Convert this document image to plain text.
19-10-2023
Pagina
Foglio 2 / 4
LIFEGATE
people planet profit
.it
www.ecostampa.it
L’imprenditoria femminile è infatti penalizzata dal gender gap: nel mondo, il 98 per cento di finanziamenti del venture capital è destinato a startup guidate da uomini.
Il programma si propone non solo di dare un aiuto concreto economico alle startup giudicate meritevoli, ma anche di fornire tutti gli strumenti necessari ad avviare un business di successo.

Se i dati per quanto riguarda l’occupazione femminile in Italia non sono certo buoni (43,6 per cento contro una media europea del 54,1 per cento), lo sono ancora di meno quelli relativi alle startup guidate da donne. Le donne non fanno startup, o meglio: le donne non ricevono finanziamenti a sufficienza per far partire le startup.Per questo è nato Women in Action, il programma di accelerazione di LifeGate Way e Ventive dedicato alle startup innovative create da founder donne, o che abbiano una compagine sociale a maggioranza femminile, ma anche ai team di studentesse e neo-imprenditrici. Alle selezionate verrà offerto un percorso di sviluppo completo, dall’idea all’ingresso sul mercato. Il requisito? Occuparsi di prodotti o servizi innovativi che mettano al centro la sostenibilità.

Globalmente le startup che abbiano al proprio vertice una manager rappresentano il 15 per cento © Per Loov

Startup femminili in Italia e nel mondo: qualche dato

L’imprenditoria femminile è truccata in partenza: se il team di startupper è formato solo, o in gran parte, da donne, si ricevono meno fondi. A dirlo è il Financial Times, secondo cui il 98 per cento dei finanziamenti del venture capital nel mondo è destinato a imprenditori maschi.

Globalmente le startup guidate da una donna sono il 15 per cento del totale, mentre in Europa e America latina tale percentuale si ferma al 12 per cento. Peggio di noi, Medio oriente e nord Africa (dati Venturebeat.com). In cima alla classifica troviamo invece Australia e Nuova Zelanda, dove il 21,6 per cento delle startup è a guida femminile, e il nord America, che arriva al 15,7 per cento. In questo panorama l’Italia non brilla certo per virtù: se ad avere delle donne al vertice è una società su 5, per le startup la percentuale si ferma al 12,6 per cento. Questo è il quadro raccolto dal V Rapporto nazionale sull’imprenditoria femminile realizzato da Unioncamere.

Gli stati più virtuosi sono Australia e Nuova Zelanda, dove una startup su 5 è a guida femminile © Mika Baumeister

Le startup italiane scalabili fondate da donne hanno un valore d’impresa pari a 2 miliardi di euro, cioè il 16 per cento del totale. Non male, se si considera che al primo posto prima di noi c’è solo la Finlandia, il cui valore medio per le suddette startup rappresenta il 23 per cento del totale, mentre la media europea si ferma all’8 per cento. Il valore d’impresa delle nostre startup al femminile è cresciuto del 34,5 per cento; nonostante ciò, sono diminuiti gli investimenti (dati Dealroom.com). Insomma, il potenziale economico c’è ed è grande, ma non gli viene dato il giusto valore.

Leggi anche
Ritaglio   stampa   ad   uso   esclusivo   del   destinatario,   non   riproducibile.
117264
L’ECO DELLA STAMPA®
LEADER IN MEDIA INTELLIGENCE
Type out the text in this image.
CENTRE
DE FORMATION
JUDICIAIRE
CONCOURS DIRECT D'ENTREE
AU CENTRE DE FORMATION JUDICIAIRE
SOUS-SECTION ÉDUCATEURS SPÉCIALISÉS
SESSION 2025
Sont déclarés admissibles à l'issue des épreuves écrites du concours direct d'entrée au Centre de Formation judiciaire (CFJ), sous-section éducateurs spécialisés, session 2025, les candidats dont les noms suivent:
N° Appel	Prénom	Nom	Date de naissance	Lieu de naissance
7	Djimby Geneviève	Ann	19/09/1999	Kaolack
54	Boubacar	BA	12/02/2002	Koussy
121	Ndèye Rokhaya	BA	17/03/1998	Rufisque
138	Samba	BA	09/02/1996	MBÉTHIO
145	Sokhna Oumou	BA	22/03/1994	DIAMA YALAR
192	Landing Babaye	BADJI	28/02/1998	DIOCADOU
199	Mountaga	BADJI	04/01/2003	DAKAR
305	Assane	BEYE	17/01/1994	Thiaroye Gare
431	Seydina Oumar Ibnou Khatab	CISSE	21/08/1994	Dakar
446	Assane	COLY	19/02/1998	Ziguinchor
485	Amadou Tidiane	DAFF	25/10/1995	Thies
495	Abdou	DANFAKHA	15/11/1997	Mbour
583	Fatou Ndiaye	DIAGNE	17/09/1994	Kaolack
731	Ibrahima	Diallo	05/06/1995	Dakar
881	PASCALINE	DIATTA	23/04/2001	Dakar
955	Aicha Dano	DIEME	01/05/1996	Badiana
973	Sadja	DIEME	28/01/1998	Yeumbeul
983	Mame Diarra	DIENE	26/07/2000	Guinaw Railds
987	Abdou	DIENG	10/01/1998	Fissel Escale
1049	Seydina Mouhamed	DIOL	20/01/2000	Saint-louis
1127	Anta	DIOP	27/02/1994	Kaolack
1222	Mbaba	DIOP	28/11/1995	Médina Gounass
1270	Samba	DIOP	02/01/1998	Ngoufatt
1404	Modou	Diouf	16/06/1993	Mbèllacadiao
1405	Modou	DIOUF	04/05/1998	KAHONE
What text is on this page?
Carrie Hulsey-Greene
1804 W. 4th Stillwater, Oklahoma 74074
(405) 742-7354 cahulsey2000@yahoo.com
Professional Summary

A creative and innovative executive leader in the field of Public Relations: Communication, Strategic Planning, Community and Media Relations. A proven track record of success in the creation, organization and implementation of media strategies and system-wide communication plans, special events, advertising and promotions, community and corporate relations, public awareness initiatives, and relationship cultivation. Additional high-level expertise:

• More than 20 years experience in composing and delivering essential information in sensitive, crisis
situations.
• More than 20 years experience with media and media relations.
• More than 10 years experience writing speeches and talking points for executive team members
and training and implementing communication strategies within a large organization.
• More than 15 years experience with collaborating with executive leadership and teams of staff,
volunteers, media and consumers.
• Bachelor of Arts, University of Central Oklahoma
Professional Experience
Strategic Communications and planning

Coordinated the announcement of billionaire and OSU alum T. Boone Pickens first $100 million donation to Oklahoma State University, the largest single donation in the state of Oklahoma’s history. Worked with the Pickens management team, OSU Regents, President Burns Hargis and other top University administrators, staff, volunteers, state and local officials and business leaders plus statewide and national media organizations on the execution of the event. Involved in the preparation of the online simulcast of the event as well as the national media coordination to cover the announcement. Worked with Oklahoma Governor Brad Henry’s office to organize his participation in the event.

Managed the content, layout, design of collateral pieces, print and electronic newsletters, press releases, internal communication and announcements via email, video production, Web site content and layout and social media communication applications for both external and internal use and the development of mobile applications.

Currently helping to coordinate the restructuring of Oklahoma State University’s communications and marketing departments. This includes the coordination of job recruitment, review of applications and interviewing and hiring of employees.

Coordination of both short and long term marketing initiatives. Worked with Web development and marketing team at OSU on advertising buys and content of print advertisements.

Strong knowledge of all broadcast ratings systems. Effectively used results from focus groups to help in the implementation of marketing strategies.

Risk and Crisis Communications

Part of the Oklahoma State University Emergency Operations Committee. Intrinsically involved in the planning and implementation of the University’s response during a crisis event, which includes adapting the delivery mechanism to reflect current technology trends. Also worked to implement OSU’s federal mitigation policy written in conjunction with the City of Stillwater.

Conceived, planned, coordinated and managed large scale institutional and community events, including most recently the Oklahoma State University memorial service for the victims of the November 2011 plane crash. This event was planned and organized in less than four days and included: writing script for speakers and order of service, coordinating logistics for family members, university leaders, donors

• WRITTEN TASK:
Give the entries again in full, exactly as they are written.

• TASK SOLUTION:
Convert this document image to plain text.
19-10-2023
Pagina
Foglio 2 / 4
LIFEGATE
people planet profit
.it
www.ecostampa.it
L’imprenditoria femminile è infatti penalizzata dal gender gap: nel mondo, il 98 per cento di finanziamenti del venture capital è destinato a startup guidate da uomini.
Il programma si propone non solo di dare un aiuto concreto economico alle startup giudicate meritevoli, ma anche di fornire tutti gli strumenti necessari ad avviare un business di successo.

Se i dati per quanto riguarda l’occupazione femminile in Italia non sono certo buoni (43,6 per cento contro una media europea del 54,1 per cento), lo sono ancora di meno quelli relativi alle startup guidate da donne. Le donne non fanno startup, o meglio: le donne non ricevono finanziamenti a sufficienza per far partire le startup.Per questo è nato Women in Action, il programma di accelerazione di LifeGate Way e Ventive dedicato alle startup innovative create da founder donne, o che abbiano una compagine sociale a maggioranza femminile, ma anche ai team di studentesse e neo-imprenditrici. Alle selezionate verrà offerto un percorso di sviluppo completo, dall’idea all’ingresso sul mercato. Il requisito? Occuparsi di prodotti o servizi innovativi che mettano al centro la sostenibilità.

Globalmente le startup che abbiano al proprio vertice una manager rappresentano il 15 per cento © Per Loov

Startup femminili in Italia e nel mondo: qualche dato

L’imprenditoria femminile è truccata in partenza: se il team di startupper è formato solo, o in gran parte, da donne, si ricevono meno fondi. A dirlo è il Financial Times, secondo cui il 98 per cento dei finanziamenti del venture capital nel mondo è destinato a imprenditori maschi.

Globalmente le startup guidate da una donna sono il 15 per cento del totale, mentre in Europa e America latina tale percentuale si ferma al 12 per cento. Peggio di noi, Medio oriente e nord Africa (dati Venturebeat.com). In cima alla classifica troviamo invece Australia e Nuova Zelanda, dove il 21,6 per cento delle startup è a guida femminile, e il nord America, che arriva al 15,7 per cento. In questo panorama l’Italia non brilla certo per virtù: se ad avere delle donne al vertice è una società su 5, per le startup la percentuale si ferma al 12,6 per cento. Questo è il quadro raccolto dal V Rapporto nazionale sull’imprenditoria femminile realizzato da Unioncamere.

Gli stati più virtuosi sono Australia e Nuova Zelanda, dove una startup su 5 è a guida femminile © Mika Baumeister

Le startup italiane scalabili fondate da donne hanno un valore d’impresa pari a 2 miliardi di euro, cioè il 16 per cento del totale. Non male, se si considera che al primo posto prima di noi c’è solo la Finlandia, il cui valore medio per le suddette startup rappresenta il 23 per cento del totale, mentre la media europea si ferma all’8 per cento. Il valore d’impresa delle nostre startup al femminile è cresciuto del 34,5 per cento; nonostante ciò, sono diminuiti gli investimenti (dati Dealroom.com). Insomma, il potenziale economico c’è ed è grande, ma non gli viene dato il giusto valore.

Leggi anche
Ritaglio   stampa   ad   uso   esclusivo   del   destinatario,   non   riproducibile.
117264
L’ECO DELLA STAMPA®
LEADER IN MEDIA INTELLIGENCE
Type out the text in this image.
CENTRE
DE FORMATION
JUDICIAIRE
CONCOURS DIRECT D'ENTREE
AU CENTRE DE FORMATION JUDICIAIRE
SOUS-SECTION ÉDUCATEURS SPÉCIALISÉS
SESSION 2025
Sont déclarés admissibles à l'issue des épreuves écrites du concours direct d'entrée au Centre de Formation judiciaire (CFJ), sous-section éducateurs spécialisés, session 2025, les candidats dont les noms suivent:
N° Appel	Prénom	Nom	Date de naissance	Lieu de naissance
7	Djimby Geneviève	Ann	19/09/1999	Kaolack
54	Boubacar	BA	12/02/2002	Koussy
121	Ndèye Rokhaya	BA	17/03/1998	Rufisque
138	Samba	BA	09/02/1996	MBÉTHIO
145	Sokhna Oumou	BA	22/03/1994	DIAMA YALAR
192	Landing Babaye	BADJI	28/02/1998	DIOCADOU
199	Mountaga	BADJI	04/01/2003	DAKAR
305	Assane	BEYE	17/01/1994	Thiaroye Gare
431	Seydina Oumar Ibnou Khatab	CISSE	21/08/1994	Dakar
446	Assane	COLY	19/02/1998	Ziguinchor
485	Amadou Tidiane	DAFF	25/10/1995	Thies
495	Abdou	DANFAKHA	15/11/1997	Mbour
583	Fatou Ndiaye	DIAGNE	17/09/1994	Kaolack
731	Ibrahima	Diallo	05/06/1995	Dakar
881	PASCALINE	DIATTA	23/04/2001	Dakar
955	Aicha Dano	DIEME	01/05/1996	Badiana
973	Sadja	DIEME	28/01/1998	Yeumbeul
983	Mame Diarra	DIENE	26/07/2000	Guinaw Railds
987	Abdou	DIENG	10/01/1998	Fissel Escale
1049	Seydina Mouhamed	DIOL	20/01/2000	Saint-louis
1127	Anta	DIOP	27/02/1994	Kaolack
1222	Mbaba	DIOP	28/11/1995	Médina Gounass
1270	Samba	DIOP	02/01/1998	Ngoufatt
1404	Modou	Diouf	16/06/1993	Mbèllacadiao
1405	Modou	DIOUF	04/05/1998	KAHONE
What text is on this page?
Carrie Hulsey-Greene
1804 W. 4th Stillwater, Oklahoma 74074
(405) 742-7354 cahulsey2000@yahoo.com
Professional Summary

A creative and innovative executive leader in the field of Public Relations: Communication, Strategic Planning, Community and Media Relations. A proven track record of success in the creation, organization and implementation of media strategies and system-wide communication plans, special events, advertising and promotions, community and corporate relations, public awareness initiatives, and relationship cultivation. Additional high-level expertise:

• More than 20 years experience in composing and delivering essential information in sensitive, crisis
situations.
• More than 20 years experience with media and media relations.
• More than 10 years experience writing speeches and talking points for executive team members
and training and implementing communication strategies within a large organization.
• More than 15 years experience with collaborating with executive leadership and teams of staff,
volunteers, media and consumers.
• Bachelor of Arts, University of Central Oklahoma
Professional Experience
Strategic Communications and planning

Coordinated the announcement of billionaire and OSU alum T. Boone Pickens first $100 million donation to Oklahoma State University, the largest single donation in the state of Oklahoma’s history. Worked with the Pickens management team, OSU Regents, President Burns Hargis and other top University administrators, staff, volunteers, state and local officials and business leaders plus statewide and national media organizations on the execution of the event. Involved in the preparation of the online simulcast of the event as well as the national media coordination to cover the announcement. Worked with Oklahoma Governor Brad Henry’s office to organize his participation in the event.

Managed the content, layout, design of collateral pieces, print and electronic newsletters, press releases, internal communication and announcements via email, video production, Web site content and layout and social media communication applications for both external and internal use and the development of mobile applications.

Currently helping to coordinate the restructuring of Oklahoma State University’s communications and marketing departments. This includes the coordination of job recruitment, review of applications and interviewing and hiring of employees.

Coordination of both short and long term marketing initiatives. Worked with Web development and marketing team at OSU on advertising buys and content of print advertisements.

Strong knowledge of all broadcast ratings systems. Effectively used results from focus groups to help in the implementation of marketing strategies.

Risk and Crisis Communications

Part of the Oklahoma State University Emergency Operations Committee. Intrinsically involved in the planning and implementation of the University’s response during a crisis event, which includes adapting the delivery mechanism to reflect current technology trends. Also worked to implement OSU’s federal mitigation policy written in conjunction with the City of Stillwater.

Conceived, planned, coordinated and managed large scale institutional and community events, including most recently the Oklahoma State University memorial service for the victims of the November 2011 plane crash. This event was planned and organized in less than four days and included: writing script for speakers and order of service, coordinating logistics for family members, university leaders, donors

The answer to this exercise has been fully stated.